[Records from a dataset]
# # #

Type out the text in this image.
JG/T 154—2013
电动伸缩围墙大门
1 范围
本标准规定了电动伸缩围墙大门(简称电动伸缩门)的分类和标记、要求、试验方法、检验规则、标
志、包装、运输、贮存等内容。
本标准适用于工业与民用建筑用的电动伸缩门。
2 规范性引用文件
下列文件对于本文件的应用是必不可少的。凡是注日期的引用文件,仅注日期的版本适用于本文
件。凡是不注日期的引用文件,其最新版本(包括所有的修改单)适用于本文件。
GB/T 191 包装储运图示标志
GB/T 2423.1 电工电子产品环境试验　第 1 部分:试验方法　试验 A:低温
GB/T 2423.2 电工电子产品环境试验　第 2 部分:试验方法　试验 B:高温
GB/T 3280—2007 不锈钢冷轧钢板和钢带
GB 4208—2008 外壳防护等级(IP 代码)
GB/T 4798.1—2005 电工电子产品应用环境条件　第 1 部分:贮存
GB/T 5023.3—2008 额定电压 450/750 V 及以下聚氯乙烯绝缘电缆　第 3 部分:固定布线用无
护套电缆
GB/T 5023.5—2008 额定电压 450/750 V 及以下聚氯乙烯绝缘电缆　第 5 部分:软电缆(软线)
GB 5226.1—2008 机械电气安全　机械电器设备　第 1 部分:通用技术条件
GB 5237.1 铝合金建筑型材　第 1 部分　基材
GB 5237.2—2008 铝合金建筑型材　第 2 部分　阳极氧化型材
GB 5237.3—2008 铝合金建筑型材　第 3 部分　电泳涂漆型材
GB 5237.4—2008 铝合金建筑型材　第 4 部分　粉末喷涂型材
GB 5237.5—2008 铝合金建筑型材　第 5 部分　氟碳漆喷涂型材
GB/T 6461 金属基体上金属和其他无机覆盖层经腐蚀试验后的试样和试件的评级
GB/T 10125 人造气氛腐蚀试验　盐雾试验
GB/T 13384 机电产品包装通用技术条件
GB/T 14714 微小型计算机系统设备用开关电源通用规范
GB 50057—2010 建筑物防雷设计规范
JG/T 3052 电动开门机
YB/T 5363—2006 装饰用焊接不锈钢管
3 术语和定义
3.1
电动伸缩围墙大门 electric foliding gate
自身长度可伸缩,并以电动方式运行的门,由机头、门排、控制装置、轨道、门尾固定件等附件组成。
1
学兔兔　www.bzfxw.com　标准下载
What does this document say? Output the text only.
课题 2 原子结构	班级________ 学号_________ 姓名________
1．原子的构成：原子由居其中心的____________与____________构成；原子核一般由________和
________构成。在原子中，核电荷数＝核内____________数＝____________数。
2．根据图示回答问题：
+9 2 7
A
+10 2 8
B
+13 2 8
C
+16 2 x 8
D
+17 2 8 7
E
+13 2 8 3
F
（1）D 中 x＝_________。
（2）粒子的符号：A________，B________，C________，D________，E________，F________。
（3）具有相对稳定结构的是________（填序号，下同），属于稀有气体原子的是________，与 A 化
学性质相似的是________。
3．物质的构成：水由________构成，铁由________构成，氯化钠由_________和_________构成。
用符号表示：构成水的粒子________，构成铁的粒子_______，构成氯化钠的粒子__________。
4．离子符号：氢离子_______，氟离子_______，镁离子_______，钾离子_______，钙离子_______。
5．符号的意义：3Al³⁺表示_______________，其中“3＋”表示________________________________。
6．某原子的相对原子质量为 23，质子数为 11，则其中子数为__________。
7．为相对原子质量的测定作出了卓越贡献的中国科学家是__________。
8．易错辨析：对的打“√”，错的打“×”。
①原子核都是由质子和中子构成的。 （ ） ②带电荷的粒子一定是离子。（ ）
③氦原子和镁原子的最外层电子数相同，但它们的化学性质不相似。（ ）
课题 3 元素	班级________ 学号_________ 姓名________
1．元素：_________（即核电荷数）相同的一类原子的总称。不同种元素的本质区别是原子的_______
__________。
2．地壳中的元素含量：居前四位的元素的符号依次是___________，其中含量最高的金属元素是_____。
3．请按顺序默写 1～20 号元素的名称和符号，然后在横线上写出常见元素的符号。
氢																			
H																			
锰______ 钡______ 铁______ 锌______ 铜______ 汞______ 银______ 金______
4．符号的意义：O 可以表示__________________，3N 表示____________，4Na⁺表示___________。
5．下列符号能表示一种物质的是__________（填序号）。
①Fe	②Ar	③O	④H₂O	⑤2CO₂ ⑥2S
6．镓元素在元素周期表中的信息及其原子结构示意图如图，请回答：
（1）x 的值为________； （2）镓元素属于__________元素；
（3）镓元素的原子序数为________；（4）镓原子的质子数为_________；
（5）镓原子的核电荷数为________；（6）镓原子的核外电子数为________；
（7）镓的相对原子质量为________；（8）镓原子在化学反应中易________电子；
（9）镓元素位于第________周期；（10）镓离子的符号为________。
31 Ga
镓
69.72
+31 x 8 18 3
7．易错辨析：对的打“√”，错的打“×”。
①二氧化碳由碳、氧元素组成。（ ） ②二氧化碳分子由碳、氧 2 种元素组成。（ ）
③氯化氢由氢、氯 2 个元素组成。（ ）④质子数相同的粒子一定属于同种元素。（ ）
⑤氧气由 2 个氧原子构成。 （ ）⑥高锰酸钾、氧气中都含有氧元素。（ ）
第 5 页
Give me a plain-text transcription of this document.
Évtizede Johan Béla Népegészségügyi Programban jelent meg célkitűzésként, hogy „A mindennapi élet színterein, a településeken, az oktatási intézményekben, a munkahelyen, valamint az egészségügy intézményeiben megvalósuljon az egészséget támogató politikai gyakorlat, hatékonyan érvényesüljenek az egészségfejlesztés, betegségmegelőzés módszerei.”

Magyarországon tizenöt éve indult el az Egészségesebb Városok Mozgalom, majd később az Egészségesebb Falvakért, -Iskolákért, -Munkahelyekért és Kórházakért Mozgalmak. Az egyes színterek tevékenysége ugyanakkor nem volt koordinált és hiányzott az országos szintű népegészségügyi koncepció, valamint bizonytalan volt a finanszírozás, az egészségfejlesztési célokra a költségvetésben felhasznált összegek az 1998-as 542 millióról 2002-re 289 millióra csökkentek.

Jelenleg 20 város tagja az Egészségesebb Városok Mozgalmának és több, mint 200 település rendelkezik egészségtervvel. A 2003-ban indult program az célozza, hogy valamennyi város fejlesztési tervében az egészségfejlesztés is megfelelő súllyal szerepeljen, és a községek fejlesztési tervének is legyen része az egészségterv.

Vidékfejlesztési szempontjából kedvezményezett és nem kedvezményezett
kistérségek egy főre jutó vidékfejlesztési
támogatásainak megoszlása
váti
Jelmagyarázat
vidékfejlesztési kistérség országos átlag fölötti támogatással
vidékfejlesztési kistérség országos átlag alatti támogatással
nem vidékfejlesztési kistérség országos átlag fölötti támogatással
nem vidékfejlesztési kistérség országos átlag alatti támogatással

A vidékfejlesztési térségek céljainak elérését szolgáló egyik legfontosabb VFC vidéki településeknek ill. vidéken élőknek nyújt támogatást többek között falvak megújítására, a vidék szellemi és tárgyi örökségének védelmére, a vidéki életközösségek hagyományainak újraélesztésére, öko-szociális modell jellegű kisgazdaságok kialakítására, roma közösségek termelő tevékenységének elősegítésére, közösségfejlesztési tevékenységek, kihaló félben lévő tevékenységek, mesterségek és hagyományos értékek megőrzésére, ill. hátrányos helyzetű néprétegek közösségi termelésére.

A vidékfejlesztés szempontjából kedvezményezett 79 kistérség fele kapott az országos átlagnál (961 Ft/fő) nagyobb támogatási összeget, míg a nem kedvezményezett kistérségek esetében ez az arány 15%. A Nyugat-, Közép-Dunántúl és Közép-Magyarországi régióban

# # #

STATED GOAL:
Go through the records line by line and count those containing the string "támogatással". Give only the total.

OUTPUT FOR THIS TASK:
4